_Description of the task_
The entries need to be copied exactly.

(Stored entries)
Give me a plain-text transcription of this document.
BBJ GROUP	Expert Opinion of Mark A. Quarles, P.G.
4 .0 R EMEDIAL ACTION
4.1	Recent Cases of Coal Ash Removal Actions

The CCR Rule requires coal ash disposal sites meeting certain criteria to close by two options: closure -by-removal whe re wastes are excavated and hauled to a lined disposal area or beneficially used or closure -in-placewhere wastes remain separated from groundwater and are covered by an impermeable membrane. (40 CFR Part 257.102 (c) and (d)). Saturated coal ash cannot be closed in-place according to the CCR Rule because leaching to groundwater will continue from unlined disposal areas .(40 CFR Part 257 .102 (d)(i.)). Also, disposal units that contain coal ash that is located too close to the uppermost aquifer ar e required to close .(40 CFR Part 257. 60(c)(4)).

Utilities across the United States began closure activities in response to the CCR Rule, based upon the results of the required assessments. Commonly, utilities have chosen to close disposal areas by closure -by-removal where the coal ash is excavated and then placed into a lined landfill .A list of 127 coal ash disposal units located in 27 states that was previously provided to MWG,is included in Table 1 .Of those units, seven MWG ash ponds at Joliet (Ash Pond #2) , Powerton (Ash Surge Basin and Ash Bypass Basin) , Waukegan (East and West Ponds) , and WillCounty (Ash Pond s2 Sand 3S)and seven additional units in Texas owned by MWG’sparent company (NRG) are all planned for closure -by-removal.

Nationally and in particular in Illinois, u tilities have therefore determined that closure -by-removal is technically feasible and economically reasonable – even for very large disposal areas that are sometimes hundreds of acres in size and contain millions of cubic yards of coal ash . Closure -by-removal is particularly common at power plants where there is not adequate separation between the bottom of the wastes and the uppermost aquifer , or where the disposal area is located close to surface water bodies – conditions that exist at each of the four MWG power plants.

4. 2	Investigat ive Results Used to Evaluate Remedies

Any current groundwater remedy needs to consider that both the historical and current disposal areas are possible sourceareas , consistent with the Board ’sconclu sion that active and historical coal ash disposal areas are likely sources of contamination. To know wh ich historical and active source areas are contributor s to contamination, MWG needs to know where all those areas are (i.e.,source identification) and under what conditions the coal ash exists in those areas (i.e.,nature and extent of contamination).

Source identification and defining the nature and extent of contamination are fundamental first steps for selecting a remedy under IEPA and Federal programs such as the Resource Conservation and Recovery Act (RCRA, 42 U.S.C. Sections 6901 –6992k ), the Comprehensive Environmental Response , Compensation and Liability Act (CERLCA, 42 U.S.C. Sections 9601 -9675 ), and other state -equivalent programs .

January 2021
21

_Written answer_
Give me a plain-text transcription of this document.
BBJ GROUP	Expert Opinion of Mark A. Quarles, P.G.
4 .0 R EMEDIAL ACTION
4.1	Recent Cases of Coal Ash Removal Actions

The CCR Rule requires coal ash disposal sites meeting certain criteria to close by two options: closure -by-removal whe re wastes are excavated and hauled to a lined disposal area or beneficially used or closure -in-placewhere wastes remain separated from groundwater and are covered by an impermeable membrane. (40 CFR Part 257.102 (c) and (d)). Saturated coal ash cannot be closed in-place according to the CCR Rule because leaching to groundwater will continue from unlined disposal areas .(40 CFR Part 257 .102 (d)(i.)). Also, disposal units that contain coal ash that is located too close to the uppermost aquifer ar e required to close .(40 CFR Part 257. 60(c)(4)).

Utilities across the United States began closure activities in response to the CCR Rule, based upon the results of the required assessments. Commonly, utilities have chosen to close disposal areas by closure -by-removal where the coal ash is excavated and then placed into a lined landfill .A list of 127 coal ash disposal units located in 27 states that was previously provided to MWG,is included in Table 1 .Of those units, seven MWG ash ponds at Joliet (Ash Pond #2) , Powerton (Ash Surge Basin and Ash Bypass Basin) , Waukegan (East and West Ponds) , and WillCounty (Ash Pond s2 Sand 3S)and seven additional units in Texas owned by MWG’sparent company (NRG) are all planned for closure -by-removal.

Nationally and in particular in Illinois, u tilities have therefore determined that closure -by-removal is technically feasible and economically reasonable – even for very large disposal areas that are sometimes hundreds of acres in size and contain millions of cubic yards of coal ash . Closure -by-removal is particularly common at power plants where there is not adequate separation between the bottom of the wastes and the uppermost aquifer , or where the disposal area is located close to surface water bodies – conditions that exist at each of the four MWG power plants.

4. 2	Investigat ive Results Used to Evaluate Remedies

Any current groundwater remedy needs to consider that both the historical and current disposal areas are possible sourceareas , consistent with the Board ’sconclu sion that active and historical coal ash disposal areas are likely sources of contamination. To know wh ich historical and active source areas are contributor s to contamination, MWG needs to know where all those areas are (i.e.,source identification) and under what conditions the coal ash exists in those areas (i.e.,nature and extent of contamination).

Source identification and defining the nature and extent of contamination are fundamental first steps for selecting a remedy under IEPA and Federal programs such as the Resource Conservation and Recovery Act (RCRA, 42 U.S.C. Sections 6901 –6992k ), the Comprehensive Environmental Response , Compensation and Liability Act (CERLCA, 42 U.S.C. Sections 9601 -9675 ), and other state -equivalent programs .

January 2021
21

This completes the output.